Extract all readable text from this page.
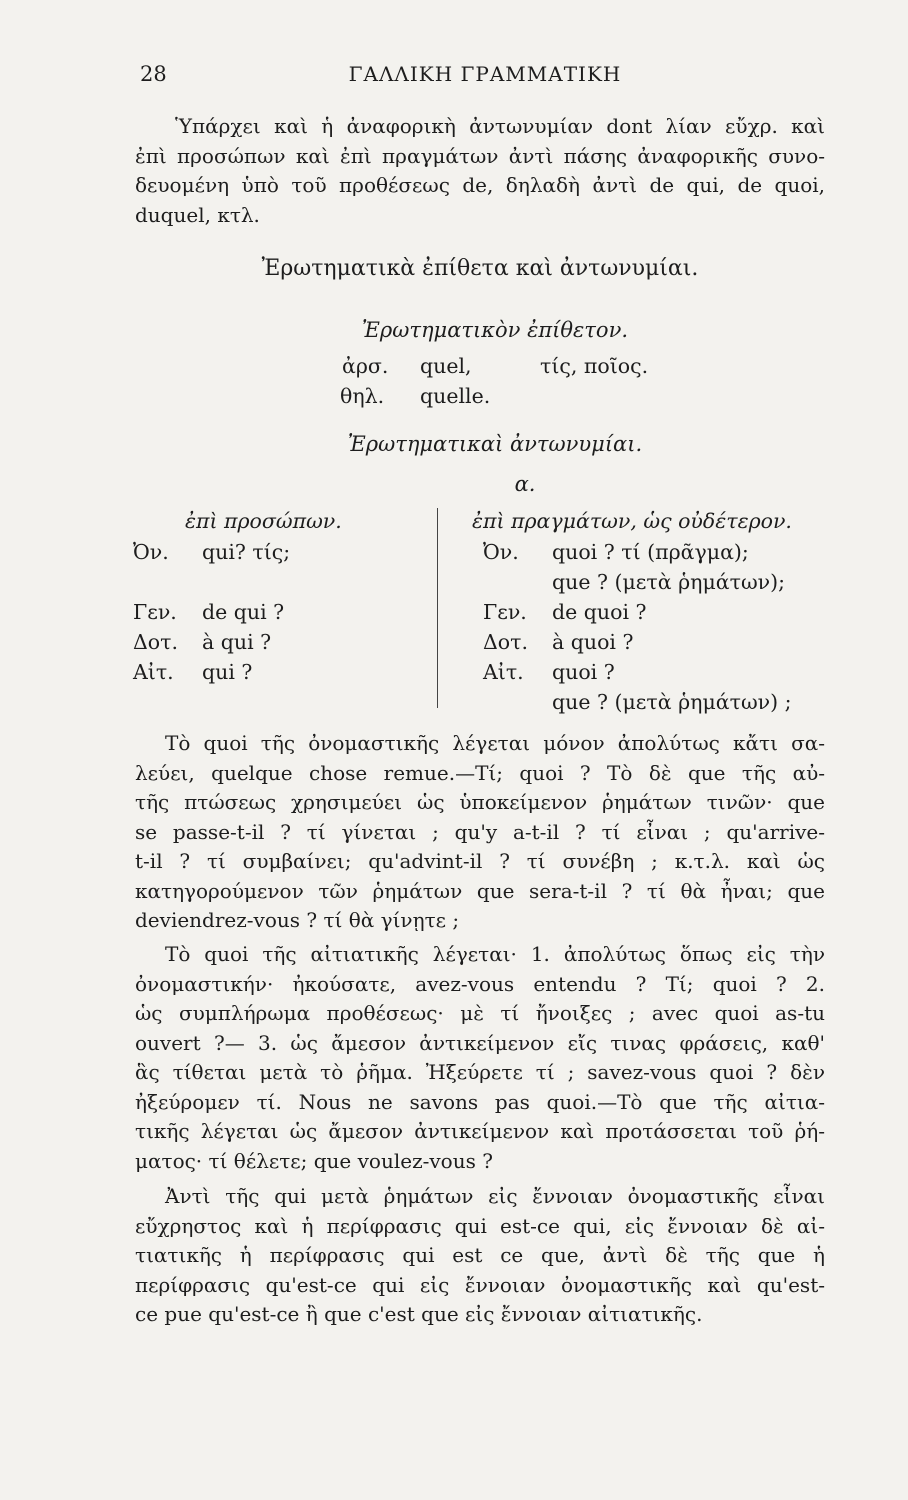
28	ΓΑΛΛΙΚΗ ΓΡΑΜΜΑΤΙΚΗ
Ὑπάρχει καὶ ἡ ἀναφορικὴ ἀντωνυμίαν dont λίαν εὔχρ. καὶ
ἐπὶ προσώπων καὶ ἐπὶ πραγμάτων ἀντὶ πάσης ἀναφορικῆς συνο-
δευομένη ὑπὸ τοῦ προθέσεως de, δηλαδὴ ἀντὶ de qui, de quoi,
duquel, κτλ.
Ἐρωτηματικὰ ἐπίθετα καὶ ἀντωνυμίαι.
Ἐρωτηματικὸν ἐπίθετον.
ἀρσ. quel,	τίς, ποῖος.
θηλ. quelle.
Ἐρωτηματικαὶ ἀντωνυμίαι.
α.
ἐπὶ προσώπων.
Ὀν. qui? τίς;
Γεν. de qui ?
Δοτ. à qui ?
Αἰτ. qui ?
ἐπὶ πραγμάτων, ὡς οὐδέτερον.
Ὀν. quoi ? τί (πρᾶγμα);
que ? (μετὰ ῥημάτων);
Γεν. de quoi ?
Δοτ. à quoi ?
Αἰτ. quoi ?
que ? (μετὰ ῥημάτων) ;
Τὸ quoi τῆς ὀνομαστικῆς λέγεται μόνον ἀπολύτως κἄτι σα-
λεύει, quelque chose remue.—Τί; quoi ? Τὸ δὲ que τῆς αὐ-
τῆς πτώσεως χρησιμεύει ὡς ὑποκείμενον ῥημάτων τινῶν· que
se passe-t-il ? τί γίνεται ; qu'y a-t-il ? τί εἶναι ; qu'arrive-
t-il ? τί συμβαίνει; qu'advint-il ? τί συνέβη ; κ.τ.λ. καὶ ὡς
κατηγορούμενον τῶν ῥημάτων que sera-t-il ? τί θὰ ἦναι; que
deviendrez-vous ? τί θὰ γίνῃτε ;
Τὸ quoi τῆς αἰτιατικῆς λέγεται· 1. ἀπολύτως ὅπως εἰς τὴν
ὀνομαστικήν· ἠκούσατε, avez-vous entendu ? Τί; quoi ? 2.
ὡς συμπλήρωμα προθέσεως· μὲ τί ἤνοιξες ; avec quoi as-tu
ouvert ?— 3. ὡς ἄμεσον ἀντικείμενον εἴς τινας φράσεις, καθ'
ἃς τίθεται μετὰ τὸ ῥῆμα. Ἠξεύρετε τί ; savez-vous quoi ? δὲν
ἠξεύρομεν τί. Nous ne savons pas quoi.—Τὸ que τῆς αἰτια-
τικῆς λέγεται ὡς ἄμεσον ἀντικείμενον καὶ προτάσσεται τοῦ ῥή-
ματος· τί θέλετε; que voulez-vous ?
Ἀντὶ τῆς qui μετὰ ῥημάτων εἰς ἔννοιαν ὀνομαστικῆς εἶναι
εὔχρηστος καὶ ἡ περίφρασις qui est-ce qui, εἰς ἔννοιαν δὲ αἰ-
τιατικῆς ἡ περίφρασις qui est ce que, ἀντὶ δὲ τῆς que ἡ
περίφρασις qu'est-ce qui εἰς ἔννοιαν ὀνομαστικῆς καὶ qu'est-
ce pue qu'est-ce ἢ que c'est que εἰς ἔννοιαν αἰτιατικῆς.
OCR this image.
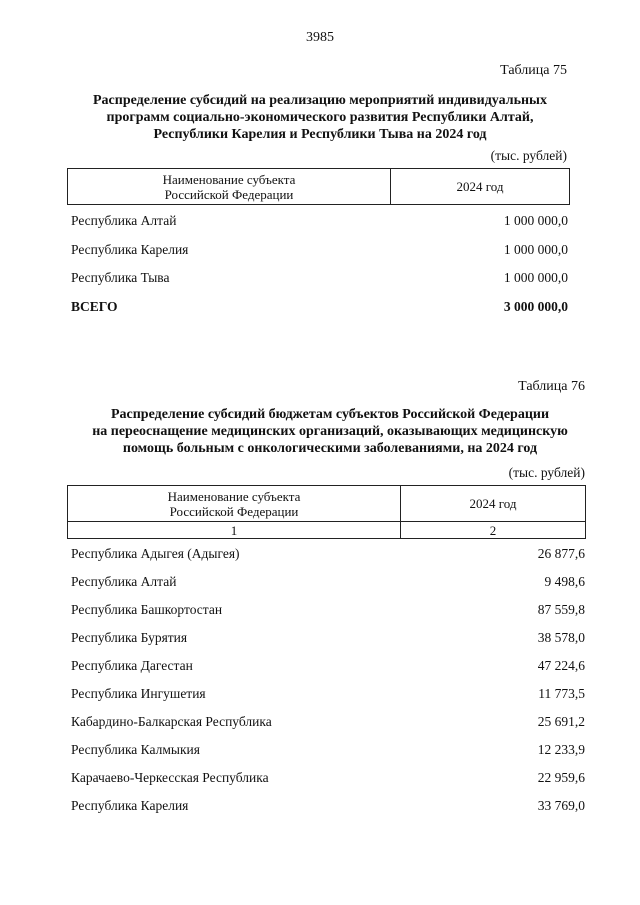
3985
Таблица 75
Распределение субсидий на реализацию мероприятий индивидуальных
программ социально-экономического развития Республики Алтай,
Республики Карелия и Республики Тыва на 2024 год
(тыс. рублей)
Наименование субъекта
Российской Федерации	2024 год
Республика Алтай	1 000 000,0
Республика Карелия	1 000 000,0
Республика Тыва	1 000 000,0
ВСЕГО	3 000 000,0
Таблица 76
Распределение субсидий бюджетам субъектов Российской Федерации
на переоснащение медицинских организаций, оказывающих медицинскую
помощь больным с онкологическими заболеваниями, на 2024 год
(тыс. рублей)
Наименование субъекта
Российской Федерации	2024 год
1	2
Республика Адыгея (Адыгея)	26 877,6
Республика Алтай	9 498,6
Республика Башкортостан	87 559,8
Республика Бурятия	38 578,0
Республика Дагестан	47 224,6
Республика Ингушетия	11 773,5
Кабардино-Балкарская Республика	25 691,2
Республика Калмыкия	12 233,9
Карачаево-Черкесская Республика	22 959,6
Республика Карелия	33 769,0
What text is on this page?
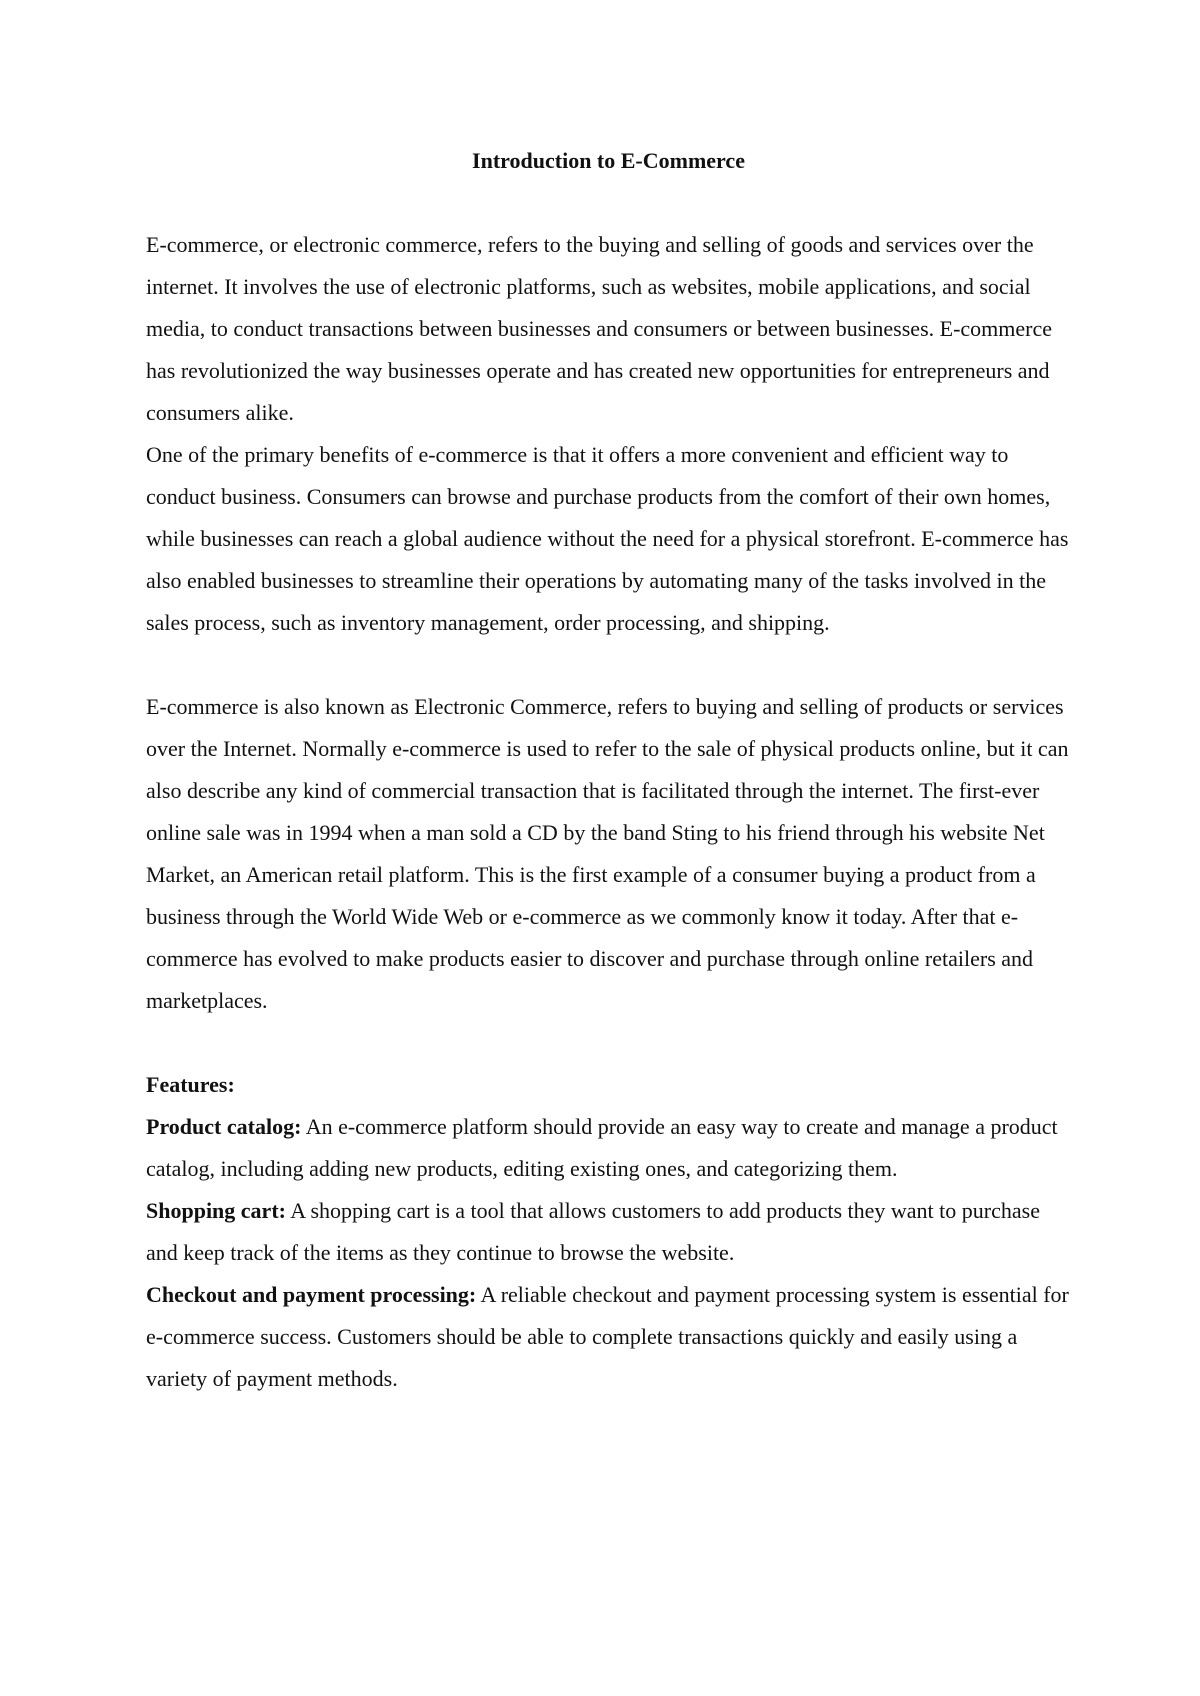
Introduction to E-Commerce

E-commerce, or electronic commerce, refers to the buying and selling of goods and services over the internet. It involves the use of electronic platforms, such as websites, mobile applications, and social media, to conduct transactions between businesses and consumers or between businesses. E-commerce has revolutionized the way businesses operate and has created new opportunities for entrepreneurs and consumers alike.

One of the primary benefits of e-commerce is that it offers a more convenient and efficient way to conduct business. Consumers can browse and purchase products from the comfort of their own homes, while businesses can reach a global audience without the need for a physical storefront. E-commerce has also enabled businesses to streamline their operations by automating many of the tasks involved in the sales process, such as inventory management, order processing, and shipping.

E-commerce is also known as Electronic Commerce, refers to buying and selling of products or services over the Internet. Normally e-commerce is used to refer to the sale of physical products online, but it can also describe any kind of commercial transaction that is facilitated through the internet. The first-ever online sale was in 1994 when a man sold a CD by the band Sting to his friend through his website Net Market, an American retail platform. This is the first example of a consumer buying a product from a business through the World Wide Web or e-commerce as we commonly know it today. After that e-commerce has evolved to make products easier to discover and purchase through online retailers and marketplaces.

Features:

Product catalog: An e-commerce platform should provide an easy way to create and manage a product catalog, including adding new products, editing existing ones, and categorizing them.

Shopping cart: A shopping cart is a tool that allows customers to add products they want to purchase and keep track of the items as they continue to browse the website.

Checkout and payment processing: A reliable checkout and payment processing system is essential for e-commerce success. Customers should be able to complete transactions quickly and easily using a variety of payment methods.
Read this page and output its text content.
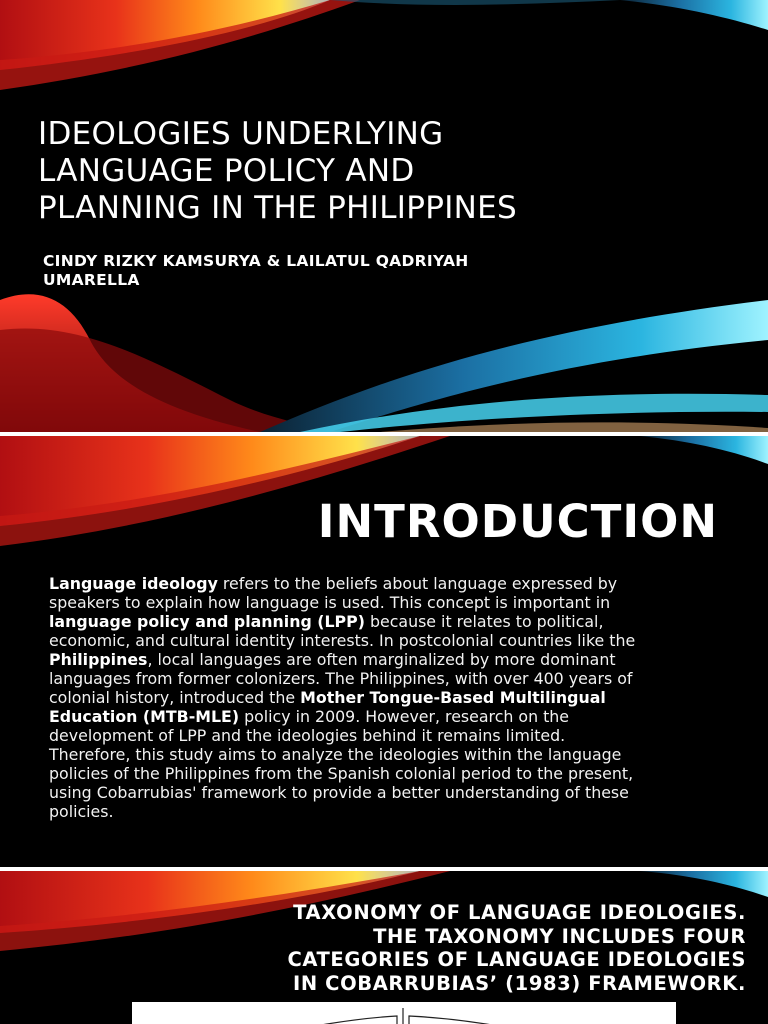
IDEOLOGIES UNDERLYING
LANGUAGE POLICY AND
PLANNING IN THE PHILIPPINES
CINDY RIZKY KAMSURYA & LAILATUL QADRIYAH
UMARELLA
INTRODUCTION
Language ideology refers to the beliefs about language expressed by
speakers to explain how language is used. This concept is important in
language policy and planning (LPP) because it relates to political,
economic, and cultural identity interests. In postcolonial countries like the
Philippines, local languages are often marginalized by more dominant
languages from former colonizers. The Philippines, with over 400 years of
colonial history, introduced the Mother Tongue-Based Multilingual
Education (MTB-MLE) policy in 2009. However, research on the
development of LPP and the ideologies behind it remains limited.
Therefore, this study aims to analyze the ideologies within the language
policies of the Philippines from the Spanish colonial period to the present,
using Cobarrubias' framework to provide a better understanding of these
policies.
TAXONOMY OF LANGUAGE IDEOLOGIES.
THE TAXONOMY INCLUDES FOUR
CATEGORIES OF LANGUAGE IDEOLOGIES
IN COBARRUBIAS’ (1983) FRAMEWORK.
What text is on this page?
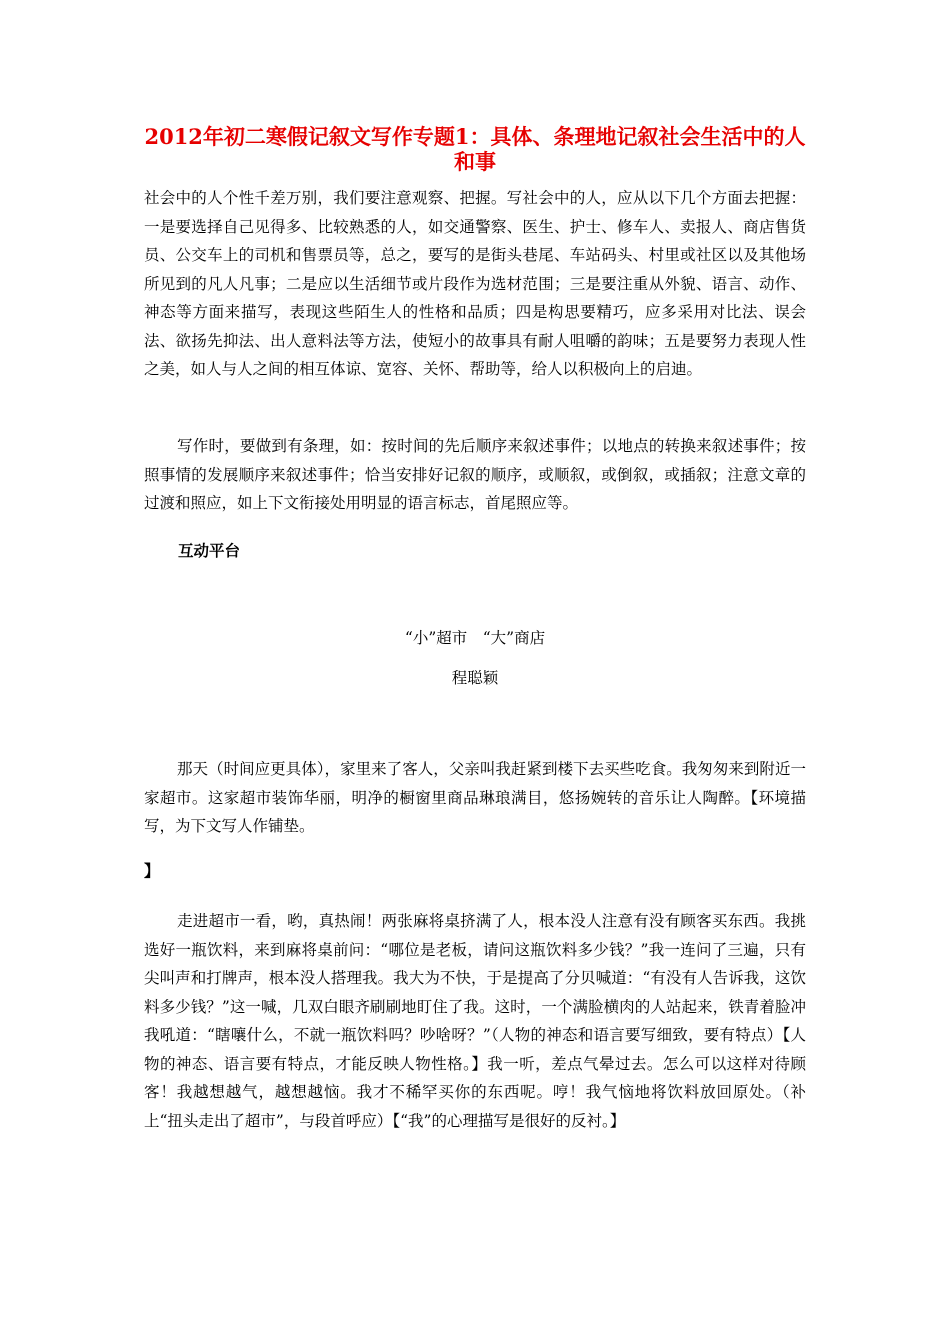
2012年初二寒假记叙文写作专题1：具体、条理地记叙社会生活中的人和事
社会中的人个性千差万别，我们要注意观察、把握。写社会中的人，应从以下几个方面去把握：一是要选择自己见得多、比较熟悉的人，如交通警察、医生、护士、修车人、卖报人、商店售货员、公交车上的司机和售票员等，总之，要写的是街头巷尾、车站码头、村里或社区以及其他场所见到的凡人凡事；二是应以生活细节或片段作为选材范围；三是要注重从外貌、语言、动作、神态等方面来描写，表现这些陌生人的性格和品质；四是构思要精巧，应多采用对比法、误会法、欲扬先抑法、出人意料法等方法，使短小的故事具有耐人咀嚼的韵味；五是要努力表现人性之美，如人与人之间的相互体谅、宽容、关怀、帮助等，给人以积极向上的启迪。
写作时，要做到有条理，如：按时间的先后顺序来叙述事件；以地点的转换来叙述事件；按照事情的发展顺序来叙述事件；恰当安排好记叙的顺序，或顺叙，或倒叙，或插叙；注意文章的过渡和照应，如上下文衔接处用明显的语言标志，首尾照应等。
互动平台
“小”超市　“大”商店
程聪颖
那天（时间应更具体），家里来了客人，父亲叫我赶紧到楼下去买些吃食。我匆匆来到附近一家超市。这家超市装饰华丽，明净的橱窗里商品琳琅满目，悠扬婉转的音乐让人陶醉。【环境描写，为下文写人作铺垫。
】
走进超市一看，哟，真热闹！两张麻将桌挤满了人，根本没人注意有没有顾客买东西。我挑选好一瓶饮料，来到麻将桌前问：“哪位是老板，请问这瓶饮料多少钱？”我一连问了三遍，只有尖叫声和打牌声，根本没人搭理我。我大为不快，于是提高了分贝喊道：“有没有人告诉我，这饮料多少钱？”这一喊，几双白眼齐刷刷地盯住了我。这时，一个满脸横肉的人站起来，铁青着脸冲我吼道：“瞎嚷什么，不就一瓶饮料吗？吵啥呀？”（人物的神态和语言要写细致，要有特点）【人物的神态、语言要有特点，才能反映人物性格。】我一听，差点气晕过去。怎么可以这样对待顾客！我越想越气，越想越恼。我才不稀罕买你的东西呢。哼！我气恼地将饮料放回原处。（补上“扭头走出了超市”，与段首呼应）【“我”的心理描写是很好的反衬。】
______
→ Aim
Working from the entries above, return all lines that contain "text".

→ Result below
Extract all readable text from this page.
What text is on this page?
Read this page and output its text content.
What text is on this page?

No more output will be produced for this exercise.